----- Provided records -----
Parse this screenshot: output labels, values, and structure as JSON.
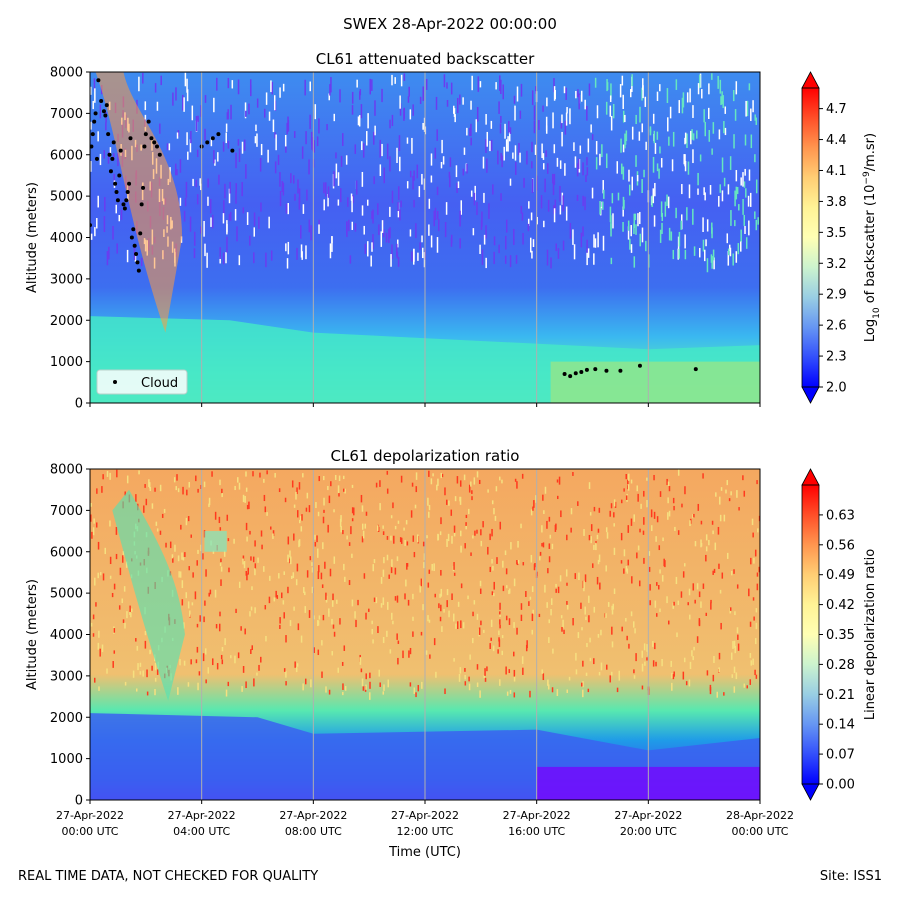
{
  "figure": {
    "title": "SWEX 28-Apr-2022 00:00:00",
    "footer_left": "REAL TIME DATA, NOT CHECKED FOR QUALITY",
    "footer_right": "Site: ISS1"
  },
  "chart_data": [
    {
      "type": "heatmap",
      "title": "CL61 attenuated backscatter",
      "xlabel": "",
      "ylabel": "Altitude (meters)",
      "xlim": [
        0,
        24
      ],
      "ylim": [
        0,
        8000
      ],
      "yticks": [
        0,
        1000,
        2000,
        3000,
        4000,
        5000,
        6000,
        7000,
        8000
      ],
      "xtick_hours": [
        0,
        4,
        8,
        12,
        16,
        20,
        24
      ],
      "x_ticklabels_shown": false,
      "grid": "vertical",
      "colormap": "rainbow",
      "colorbar": {
        "label_main": "Log",
        "label_sub": "10",
        "label_rest": " of backscatter (10",
        "label_sup": "−9",
        "label_end": "/m.sr)",
        "range": [
          2.0,
          4.9
        ],
        "extend": "both",
        "ticks": [
          "2.0",
          "2.3",
          "2.6",
          "2.9",
          "3.2",
          "3.5",
          "3.8",
          "4.1",
          "4.4",
          "4.7"
        ],
        "tick_values": [
          2.0,
          2.3,
          2.6,
          2.9,
          3.2,
          3.5,
          3.8,
          4.1,
          4.4,
          4.7
        ]
      },
      "legend": {
        "label": "Cloud",
        "marker": "black dot",
        "placement": "lower-left"
      },
      "cloud_points": [
        [
          0.05,
          6200
        ],
        [
          0.1,
          6500
        ],
        [
          0.15,
          6800
        ],
        [
          0.2,
          7000
        ],
        [
          0.25,
          5900
        ],
        [
          0.3,
          7800
        ],
        [
          0.4,
          7300
        ],
        [
          0.5,
          7050
        ],
        [
          0.55,
          6950
        ],
        [
          0.6,
          7200
        ],
        [
          0.65,
          6500
        ],
        [
          0.7,
          6000
        ],
        [
          0.75,
          5600
        ],
        [
          0.8,
          5900
        ],
        [
          0.85,
          6300
        ],
        [
          0.9,
          5300
        ],
        [
          0.95,
          5100
        ],
        [
          1.0,
          4900
        ],
        [
          1.05,
          5500
        ],
        [
          1.1,
          6100
        ],
        [
          1.2,
          4800
        ],
        [
          1.25,
          4700
        ],
        [
          1.3,
          4900
        ],
        [
          1.35,
          5100
        ],
        [
          1.4,
          5300
        ],
        [
          1.45,
          6400
        ],
        [
          1.5,
          4000
        ],
        [
          1.55,
          4200
        ],
        [
          1.6,
          3800
        ],
        [
          1.65,
          3600
        ],
        [
          1.7,
          3400
        ],
        [
          1.75,
          3200
        ],
        [
          1.8,
          4100
        ],
        [
          1.85,
          4800
        ],
        [
          1.9,
          5200
        ],
        [
          1.95,
          6200
        ],
        [
          2.0,
          6500
        ],
        [
          2.1,
          6800
        ],
        [
          2.2,
          6400
        ],
        [
          2.3,
          6300
        ],
        [
          2.4,
          6200
        ],
        [
          2.5,
          6000
        ],
        [
          0.0,
          4300
        ],
        [
          4.0,
          6200
        ],
        [
          4.2,
          6300
        ],
        [
          4.4,
          6400
        ],
        [
          4.6,
          6500
        ],
        [
          5.1,
          6100
        ],
        [
          17.0,
          700
        ],
        [
          17.2,
          650
        ],
        [
          17.4,
          720
        ],
        [
          17.6,
          750
        ],
        [
          17.8,
          800
        ],
        [
          18.1,
          820
        ],
        [
          18.5,
          780
        ],
        [
          19.0,
          780
        ],
        [
          19.7,
          900
        ],
        [
          21.7,
          820
        ]
      ]
    },
    {
      "type": "heatmap",
      "title": "CL61 depolarization ratio",
      "xlabel": "Time (UTC)",
      "ylabel": "Altitude (meters)",
      "xlim": [
        0,
        24
      ],
      "ylim": [
        0,
        8000
      ],
      "yticks": [
        0,
        1000,
        2000,
        3000,
        4000,
        5000,
        6000,
        7000,
        8000
      ],
      "xtick_hours": [
        0,
        4,
        8,
        12,
        16,
        20,
        24
      ],
      "x_ticklabels": [
        [
          "27-Apr-2022",
          "00:00 UTC"
        ],
        [
          "27-Apr-2022",
          "04:00 UTC"
        ],
        [
          "27-Apr-2022",
          "08:00 UTC"
        ],
        [
          "27-Apr-2022",
          "12:00 UTC"
        ],
        [
          "27-Apr-2022",
          "16:00 UTC"
        ],
        [
          "27-Apr-2022",
          "20:00 UTC"
        ],
        [
          "28-Apr-2022",
          "00:00 UTC"
        ]
      ],
      "grid": "vertical",
      "colormap": "rainbow",
      "colorbar": {
        "label": "Linear depolarization ratio",
        "range": [
          0.0,
          0.7
        ],
        "extend": "both",
        "ticks": [
          "0.00",
          "0.07",
          "0.14",
          "0.21",
          "0.28",
          "0.35",
          "0.42",
          "0.49",
          "0.56",
          "0.63"
        ],
        "tick_values": [
          0.0,
          0.07,
          0.14,
          0.21,
          0.28,
          0.35,
          0.42,
          0.49,
          0.56,
          0.63
        ]
      }
    }
  ]
}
-----
◆ Given request
Report all lines of the material that contain the word "ratio".

◆ Reply
      "title": "CL61 depolarization ratio",
        "label": "Linear depolarization ratio",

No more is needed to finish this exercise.